Can you write out the whole listing exactly?

Rows from a figure dataset
==========
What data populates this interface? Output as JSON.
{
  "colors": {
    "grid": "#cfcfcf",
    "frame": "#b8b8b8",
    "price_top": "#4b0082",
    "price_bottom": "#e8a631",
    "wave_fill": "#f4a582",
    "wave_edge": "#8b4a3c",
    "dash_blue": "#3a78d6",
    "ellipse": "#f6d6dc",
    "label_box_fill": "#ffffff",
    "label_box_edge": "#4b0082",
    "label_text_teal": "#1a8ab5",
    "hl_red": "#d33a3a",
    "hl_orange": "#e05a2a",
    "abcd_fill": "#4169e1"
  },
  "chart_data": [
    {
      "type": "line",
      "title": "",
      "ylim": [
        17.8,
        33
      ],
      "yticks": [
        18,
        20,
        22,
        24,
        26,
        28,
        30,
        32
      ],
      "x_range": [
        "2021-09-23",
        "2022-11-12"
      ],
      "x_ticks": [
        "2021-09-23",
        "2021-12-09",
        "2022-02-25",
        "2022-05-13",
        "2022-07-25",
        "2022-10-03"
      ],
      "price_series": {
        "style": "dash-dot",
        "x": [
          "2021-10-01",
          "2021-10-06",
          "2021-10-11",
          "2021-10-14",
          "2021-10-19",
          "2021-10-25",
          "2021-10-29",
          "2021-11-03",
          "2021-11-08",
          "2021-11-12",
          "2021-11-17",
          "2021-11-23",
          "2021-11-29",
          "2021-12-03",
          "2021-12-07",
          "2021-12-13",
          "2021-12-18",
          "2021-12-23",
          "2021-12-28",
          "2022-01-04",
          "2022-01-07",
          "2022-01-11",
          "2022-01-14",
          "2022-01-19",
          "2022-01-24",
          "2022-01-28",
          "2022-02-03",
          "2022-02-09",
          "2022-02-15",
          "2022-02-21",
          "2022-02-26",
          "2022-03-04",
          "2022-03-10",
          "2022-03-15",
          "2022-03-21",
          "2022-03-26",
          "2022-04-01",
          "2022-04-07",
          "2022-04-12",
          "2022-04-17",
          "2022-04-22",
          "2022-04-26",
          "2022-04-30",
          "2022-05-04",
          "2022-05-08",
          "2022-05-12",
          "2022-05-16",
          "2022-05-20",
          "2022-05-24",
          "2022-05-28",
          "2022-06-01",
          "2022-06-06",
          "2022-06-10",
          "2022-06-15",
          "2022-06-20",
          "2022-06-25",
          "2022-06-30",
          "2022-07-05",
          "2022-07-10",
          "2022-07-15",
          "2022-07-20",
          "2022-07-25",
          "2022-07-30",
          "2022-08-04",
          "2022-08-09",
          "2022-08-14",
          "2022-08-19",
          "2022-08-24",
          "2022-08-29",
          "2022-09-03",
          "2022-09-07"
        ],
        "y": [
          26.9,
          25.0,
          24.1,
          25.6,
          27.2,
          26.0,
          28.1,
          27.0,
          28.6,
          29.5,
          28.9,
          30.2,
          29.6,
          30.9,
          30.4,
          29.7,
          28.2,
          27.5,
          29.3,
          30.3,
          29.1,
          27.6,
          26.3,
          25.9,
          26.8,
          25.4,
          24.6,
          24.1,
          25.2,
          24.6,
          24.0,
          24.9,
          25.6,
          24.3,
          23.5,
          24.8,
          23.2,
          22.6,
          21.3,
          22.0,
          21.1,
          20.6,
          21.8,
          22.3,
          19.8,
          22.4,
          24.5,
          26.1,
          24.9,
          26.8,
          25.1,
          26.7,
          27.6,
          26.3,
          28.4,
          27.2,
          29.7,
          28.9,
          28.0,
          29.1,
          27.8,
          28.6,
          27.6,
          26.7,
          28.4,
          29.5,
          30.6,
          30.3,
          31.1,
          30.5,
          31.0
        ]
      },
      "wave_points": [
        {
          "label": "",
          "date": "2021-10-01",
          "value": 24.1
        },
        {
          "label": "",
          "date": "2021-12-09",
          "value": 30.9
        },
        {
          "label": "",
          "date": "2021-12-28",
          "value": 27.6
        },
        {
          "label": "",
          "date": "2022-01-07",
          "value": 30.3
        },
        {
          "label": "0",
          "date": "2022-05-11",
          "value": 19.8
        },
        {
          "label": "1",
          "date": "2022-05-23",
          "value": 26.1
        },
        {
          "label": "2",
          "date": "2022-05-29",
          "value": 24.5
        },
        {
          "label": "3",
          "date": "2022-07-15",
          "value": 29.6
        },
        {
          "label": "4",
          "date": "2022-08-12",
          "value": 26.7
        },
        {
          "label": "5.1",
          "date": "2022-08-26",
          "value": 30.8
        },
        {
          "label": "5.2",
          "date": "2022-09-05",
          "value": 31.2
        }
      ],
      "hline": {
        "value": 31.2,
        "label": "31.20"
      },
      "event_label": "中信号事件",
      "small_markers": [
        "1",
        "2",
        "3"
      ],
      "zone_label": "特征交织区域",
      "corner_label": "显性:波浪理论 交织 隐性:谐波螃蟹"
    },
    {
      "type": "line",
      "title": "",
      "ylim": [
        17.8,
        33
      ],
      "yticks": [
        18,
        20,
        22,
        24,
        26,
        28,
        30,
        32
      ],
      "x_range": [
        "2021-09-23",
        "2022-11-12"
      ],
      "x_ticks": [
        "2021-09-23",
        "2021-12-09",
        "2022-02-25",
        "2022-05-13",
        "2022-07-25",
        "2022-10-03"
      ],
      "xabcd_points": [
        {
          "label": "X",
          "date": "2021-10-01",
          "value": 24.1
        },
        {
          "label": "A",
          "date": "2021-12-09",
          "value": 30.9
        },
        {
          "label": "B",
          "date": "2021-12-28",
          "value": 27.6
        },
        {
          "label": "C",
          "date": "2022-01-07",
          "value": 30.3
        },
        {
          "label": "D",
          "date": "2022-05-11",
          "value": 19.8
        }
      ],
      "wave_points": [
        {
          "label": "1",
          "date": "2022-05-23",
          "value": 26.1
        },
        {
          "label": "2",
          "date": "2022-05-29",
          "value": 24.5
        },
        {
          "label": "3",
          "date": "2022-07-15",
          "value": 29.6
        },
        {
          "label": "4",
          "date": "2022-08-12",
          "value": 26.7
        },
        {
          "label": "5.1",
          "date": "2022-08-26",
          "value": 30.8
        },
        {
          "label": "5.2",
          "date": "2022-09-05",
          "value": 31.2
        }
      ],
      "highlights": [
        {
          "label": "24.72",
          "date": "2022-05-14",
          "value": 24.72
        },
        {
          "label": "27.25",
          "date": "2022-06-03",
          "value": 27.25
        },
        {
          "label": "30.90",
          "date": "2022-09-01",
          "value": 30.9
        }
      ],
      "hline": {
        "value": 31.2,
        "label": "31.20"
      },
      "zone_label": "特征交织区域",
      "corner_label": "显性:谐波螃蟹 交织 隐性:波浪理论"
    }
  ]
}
==========
# THE COMPLETED TASK:
What data populates this interface? Output as JSON.
{
  "colors": {
    "grid": "#cfcfcf",
    "frame": "#b8b8b8",
    "price_top": "#4b0082",
    "price_bottom": "#e8a631",
    "wave_fill": "#f4a582",
    "wave_edge": "#8b4a3c",
    "dash_blue": "#3a78d6",
    "ellipse": "#f6d6dc",
    "label_box_fill": "#ffffff",
    "label_box_edge": "#4b0082",
    "label_text_teal": "#1a8ab5",
    "hl_red": "#d33a3a",
    "hl_orange": "#e05a2a",
    "abcd_fill": "#4169e1"
  },
  "chart_data": [
    {
      "type": "line",
      "title": "",
      "ylim": [
        17.8,
        33
      ],
      "yticks": [
        18,
        20,
        22,
        24,
        26,
        28,
        30,
        32
      ],
      "x_range": [
        "2021-09-23",
        "2022-11-12"
      ],
      "x_ticks": [
        "2021-09-23",
        "2021-12-09",
        "2022-02-25",
        "2022-05-13",
        "2022-07-25",
        "2022-10-03"
      ],
      "price_series": {
        "style": "dash-dot",
        "x": [
          "2021-10-01",
          "2021-10-06",
          "2021-10-11",
          "2021-10-14",
          "2021-10-19",
          "2021-10-25",
          "2021-10-29",
          "2021-11-03",
          "2021-11-08",
          "2021-11-12",
          "2021-11-17",
          "2021-11-23",
          "2021-11-29",
          "2021-12-03",
          "2021-12-07",
          "2021-12-13",
          "2021-12-18",
          "2021-12-23",
          "2021-12-28",
          "2022-01-04",
          "2022-01-07",
          "2022-01-11",
          "2022-01-14",
          "2022-01-19",
          "2022-01-24",
          "2022-01-28",
          "2022-02-03",
          "2022-02-09",
          "2022-02-15",
          "2022-02-21",
          "2022-02-26",
          "2022-03-04",
          "2022-03-10",
          "2022-03-15",
          "2022-03-21",
          "2022-03-26",
          "2022-04-01",
          "2022-04-07",
          "2022-04-12",
          "2022-04-17",
          "2022-04-22",
          "2022-04-26",
          "2022-04-30",
          "2022-05-04",
          "2022-05-08",
          "2022-05-12",
          "2022-05-16",
          "2022-05-20",
          "2022-05-24",
          "2022-05-28",
          "2022-06-01",
          "2022-06-06",
          "2022-06-10",
          "2022-06-15",
          "2022-06-20",
          "2022-06-25",
          "2022-06-30",
          "2022-07-05",
          "2022-07-10",
          "2022-07-15",
          "2022-07-20",
          "2022-07-25",
          "2022-07-30",
          "2022-08-04",
          "2022-08-09",
          "2022-08-14",
          "2022-08-19",
          "2022-08-24",
          "2022-08-29",
          "2022-09-03",
          "2022-09-07"
        ],
        "y": [
          26.9,
          25.0,
          24.1,
          25.6,
          27.2,
          26.0,
          28.1,
          27.0,
          28.6,
          29.5,
          28.9,
          30.2,
          29.6,
          30.9,
          30.4,
          29.7,
          28.2,
          27.5,
          29.3,
          30.3,
          29.1,
          27.6,
          26.3,
          25.9,
          26.8,
          25.4,
          24.6,
          24.1,
          25.2,
          24.6,
          24.0,
          24.9,
          25.6,
          24.3,
          23.5,
          24.8,
          23.2,
          22.6,
          21.3,
          22.0,
          21.1,
          20.6,
          21.8,
          22.3,
          19.8,
          22.4,
          24.5,
          26.1,
          24.9,
          26.8,
          25.1,
          26.7,
          27.6,
          26.3,
          28.4,
          27.2,
          29.7,
          28.9,
          28.0,
          29.1,
          27.8,
          28.6,
          27.6,
          26.7,
          28.4,
          29.5,
          30.6,
          30.3,
          31.1,
          30.5,
          31.0
        ]
      },
      "wave_points": [
        {
          "label": "",
          "date": "2021-10-01",
          "value": 24.1
        },
        {
          "label": "",
          "date": "2021-12-09",
          "value": 30.9
        },
        {
          "label": "",
          "date": "2021-12-28",
          "value": 27.6
        },
        {
          "label": "",
          "date": "2022-01-07",
          "value": 30.3
        },
        {
          "label": "0",
          "date": "2022-05-11",
          "value": 19.8
        },
        {
          "label": "1",
          "date": "2022-05-23",
          "value": 26.1
        },
        {
          "label": "2",
          "date": "2022-05-29",
          "value": 24.5
        },
        {
          "label": "3",
          "date": "2022-07-15",
          "value": 29.6
        },
        {
          "label": "4",
          "date": "2022-08-12",
          "value": 26.7
        },
        {
          "label": "5.1",
          "date": "2022-08-26",
          "value": 30.8
        },
        {
          "label": "5.2",
          "date": "2022-09-05",
          "value": 31.2
        }
      ],
      "hline": {
        "value": 31.2,
        "label": "31.20"
      },
      "event_label": "中信号事件",
      "small_markers": [
        "1",
        "2",
        "3"
      ],
      "zone_label": "特征交织区域",
      "corner_label": "显性:波浪理论 交织 隐性:谐波螃蟹"
    },
    {
      "type": "line",
      "title": "",
      "ylim": [
        17.8,
        33
      ],
      "yticks": [
        18,
        20,
        22,
        24,
        26,
        28,
        30,
        32
      ],
      "x_range": [
        "2021-09-23",
        "2022-11-12"
      ],
      "x_ticks": [
        "2021-09-23",
        "2021-12-09",
        "2022-02-25",
        "2022-05-13",
        "2022-07-25",
        "2022-10-03"
      ],
      "xabcd_points": [
        {
          "label": "X",
          "date": "2021-10-01",
          "value": 24.1
        },
        {
          "label": "A",
          "date": "2021-12-09",
          "value": 30.9
        },
        {
          "label": "B",
          "date": "2021-12-28",
          "value": 27.6
        },
        {
          "label": "C",
          "date": "2022-01-07",
          "value": 30.3
        },
        {
          "label": "D",
          "date": "2022-05-11",
          "value": 19.8
        }
      ],
      "wave_points": [
        {
          "label": "1",
          "date": "2022-05-23",
          "value": 26.1
        },
        {
          "label": "2",
          "date": "2022-05-29",
          "value": 24.5
        },
        {
          "label": "3",
          "date": "2022-07-15",
          "value": 29.6
        },
        {
          "label": "4",
          "date": "2022-08-12",
          "value": 26.7
        },
        {
          "label": "5.1",
          "date": "2022-08-26",
          "value": 30.8
        },
        {
          "label": "5.2",
          "date": "2022-09-05",
          "value": 31.2
        }
      ],
      "highlights": [
        {
          "label": "24.72",
          "date": "2022-05-14",
          "value": 24.72
        },
        {
          "label": "27.25",
          "date": "2022-06-03",
          "value": 27.25
        },
        {
          "label": "30.90",
          "date": "2022-09-01",
          "value": 30.9
        }
      ],
      "hline": {
        "value": 31.2,
        "label": "31.20"
      },
      "zone_label": "特征交织区域",
      "corner_label": "显性:谐波螃蟹 交织 隐性:波浪理论"
    }
  ]
}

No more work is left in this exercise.